REQUIREMENT -> Transcribe the entries that follow, word for word.

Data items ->

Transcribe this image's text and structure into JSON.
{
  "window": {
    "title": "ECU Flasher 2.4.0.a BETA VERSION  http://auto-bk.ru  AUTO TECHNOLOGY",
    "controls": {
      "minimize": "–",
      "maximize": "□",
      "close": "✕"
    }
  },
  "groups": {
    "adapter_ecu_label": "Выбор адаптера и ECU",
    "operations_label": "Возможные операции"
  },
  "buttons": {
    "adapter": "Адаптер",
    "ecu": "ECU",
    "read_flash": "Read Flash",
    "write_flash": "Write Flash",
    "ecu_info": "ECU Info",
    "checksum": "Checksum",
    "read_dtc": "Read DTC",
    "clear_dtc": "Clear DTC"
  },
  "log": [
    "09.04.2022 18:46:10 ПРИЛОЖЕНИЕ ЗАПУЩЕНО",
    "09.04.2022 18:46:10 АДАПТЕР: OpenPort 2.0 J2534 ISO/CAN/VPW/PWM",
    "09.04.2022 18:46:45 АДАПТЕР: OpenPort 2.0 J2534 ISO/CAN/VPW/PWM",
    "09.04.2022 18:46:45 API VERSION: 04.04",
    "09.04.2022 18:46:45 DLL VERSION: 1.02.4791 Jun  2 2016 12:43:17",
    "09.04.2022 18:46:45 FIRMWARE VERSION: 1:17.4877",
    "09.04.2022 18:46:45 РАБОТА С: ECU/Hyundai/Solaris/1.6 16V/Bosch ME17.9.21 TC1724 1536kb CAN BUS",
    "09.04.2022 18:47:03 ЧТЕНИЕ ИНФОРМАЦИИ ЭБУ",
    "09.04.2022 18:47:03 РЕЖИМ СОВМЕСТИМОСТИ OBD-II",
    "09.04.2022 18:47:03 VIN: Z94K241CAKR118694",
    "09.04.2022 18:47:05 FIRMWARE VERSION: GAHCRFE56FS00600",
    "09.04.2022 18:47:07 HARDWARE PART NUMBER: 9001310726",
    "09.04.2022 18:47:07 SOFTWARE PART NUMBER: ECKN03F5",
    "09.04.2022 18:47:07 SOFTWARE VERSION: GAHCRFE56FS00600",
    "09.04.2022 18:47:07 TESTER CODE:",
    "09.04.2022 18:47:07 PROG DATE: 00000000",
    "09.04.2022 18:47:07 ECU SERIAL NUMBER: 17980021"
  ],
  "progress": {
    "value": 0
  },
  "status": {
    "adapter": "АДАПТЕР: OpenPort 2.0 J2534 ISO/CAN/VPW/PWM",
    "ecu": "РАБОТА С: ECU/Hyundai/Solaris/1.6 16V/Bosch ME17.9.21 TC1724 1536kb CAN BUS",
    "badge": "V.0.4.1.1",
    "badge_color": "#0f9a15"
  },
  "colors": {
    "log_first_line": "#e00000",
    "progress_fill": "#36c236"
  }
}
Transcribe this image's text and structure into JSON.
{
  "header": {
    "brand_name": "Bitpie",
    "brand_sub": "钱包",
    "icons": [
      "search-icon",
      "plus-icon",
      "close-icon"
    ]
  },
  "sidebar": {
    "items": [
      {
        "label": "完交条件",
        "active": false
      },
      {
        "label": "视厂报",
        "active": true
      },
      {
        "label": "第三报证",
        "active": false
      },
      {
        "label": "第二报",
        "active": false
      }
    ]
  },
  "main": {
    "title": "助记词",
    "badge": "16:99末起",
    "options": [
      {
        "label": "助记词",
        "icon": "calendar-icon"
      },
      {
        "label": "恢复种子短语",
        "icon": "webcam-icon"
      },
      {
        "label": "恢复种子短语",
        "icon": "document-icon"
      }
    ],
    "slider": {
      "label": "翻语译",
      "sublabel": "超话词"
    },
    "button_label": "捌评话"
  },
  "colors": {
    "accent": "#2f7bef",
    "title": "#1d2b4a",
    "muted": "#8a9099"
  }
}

PROBLEM SOLUTION ->
Transcribe this image's text and structure into JSON.
{
  "window": {
    "title": "ECU Flasher 2.4.0.a BETA VERSION  http://auto-bk.ru  AUTO TECHNOLOGY",
    "controls": {
      "minimize": "–",
      "maximize": "□",
      "close": "✕"
    }
  },
  "groups": {
    "adapter_ecu_label": "Выбор адаптера и ECU",
    "operations_label": "Возможные операции"
  },
  "buttons": {
    "adapter": "Адаптер",
    "ecu": "ECU",
    "read_flash": "Read Flash",
    "write_flash": "Write Flash",
    "ecu_info": "ECU Info",
    "checksum": "Checksum",
    "read_dtc": "Read DTC",
    "clear_dtc": "Clear DTC"
  },
  "log": [
    "09.04.2022 18:46:10 ПРИЛОЖЕНИЕ ЗАПУЩЕНО",
    "09.04.2022 18:46:10 АДАПТЕР: OpenPort 2.0 J2534 ISO/CAN/VPW/PWM",
    "09.04.2022 18:46:45 АДАПТЕР: OpenPort 2.0 J2534 ISO/CAN/VPW/PWM",
    "09.04.2022 18:46:45 API VERSION: 04.04",
    "09.04.2022 18:46:45 DLL VERSION: 1.02.4791 Jun  2 2016 12:43:17",
    "09.04.2022 18:46:45 FIRMWARE VERSION: 1:17.4877",
    "09.04.2022 18:46:45 РАБОТА С: ECU/Hyundai/Solaris/1.6 16V/Bosch ME17.9.21 TC1724 1536kb CAN BUS",
    "09.04.2022 18:47:03 ЧТЕНИЕ ИНФОРМАЦИИ ЭБУ",
    "09.04.2022 18:47:03 РЕЖИМ СОВМЕСТИМОСТИ OBD-II",
    "09.04.2022 18:47:03 VIN: Z94K241CAKR118694",
    "09.04.2022 18:47:05 FIRMWARE VERSION: GAHCRFE56FS00600",
    "09.04.2022 18:47:07 HARDWARE PART NUMBER: 9001310726",
    "09.04.2022 18:47:07 SOFTWARE PART NUMBER: ECKN03F5",
    "09.04.2022 18:47:07 SOFTWARE VERSION: GAHCRFE56FS00600",
    "09.04.2022 18:47:07 TESTER CODE:",
    "09.04.2022 18:47:07 PROG DATE: 00000000",
    "09.04.2022 18:47:07 ECU SERIAL NUMBER: 17980021"
  ],
  "progress": {
    "value": 0
  },
  "status": {
    "adapter": "АДАПТЕР: OpenPort 2.0 J2534 ISO/CAN/VPW/PWM",
    "ecu": "РАБОТА С: ECU/Hyundai/Solaris/1.6 16V/Bosch ME17.9.21 TC1724 1536kb CAN BUS",
    "badge": "V.0.4.1.1",
    "badge_color": "#0f9a15"
  },
  "colors": {
    "log_first_line": "#e00000",
    "progress_fill": "#36c236"
  }
}
Transcribe this image's text and structure into JSON.
{
  "header": {
    "brand_name": "Bitpie",
    "brand_sub": "钱包",
    "icons": [
      "search-icon",
      "plus-icon",
      "close-icon"
    ]
  },
  "sidebar": {
    "items": [
      {
        "label": "完交条件",
        "active": false
      },
      {
        "label": "视厂报",
        "active": true
      },
      {
        "label": "第三报证",
        "active": false
      },
      {
        "label": "第二报",
        "active": false
      }
    ]
  },
  "main": {
    "title": "助记词",
    "badge": "16:99末起",
    "options": [
      {
        "label": "助记词",
        "icon": "calendar-icon"
      },
      {
        "label": "恢复种子短语",
        "icon": "webcam-icon"
      },
      {
        "label": "恢复种子短语",
        "icon": "document-icon"
      }
    ],
    "slider": {
      "label": "翻语译",
      "sublabel": "超话词"
    },
    "button_label": "捌评话"
  },
  "colors": {
    "accent": "#2f7bef",
    "title": "#1d2b4a",
    "muted": "#8a9099"
  }
}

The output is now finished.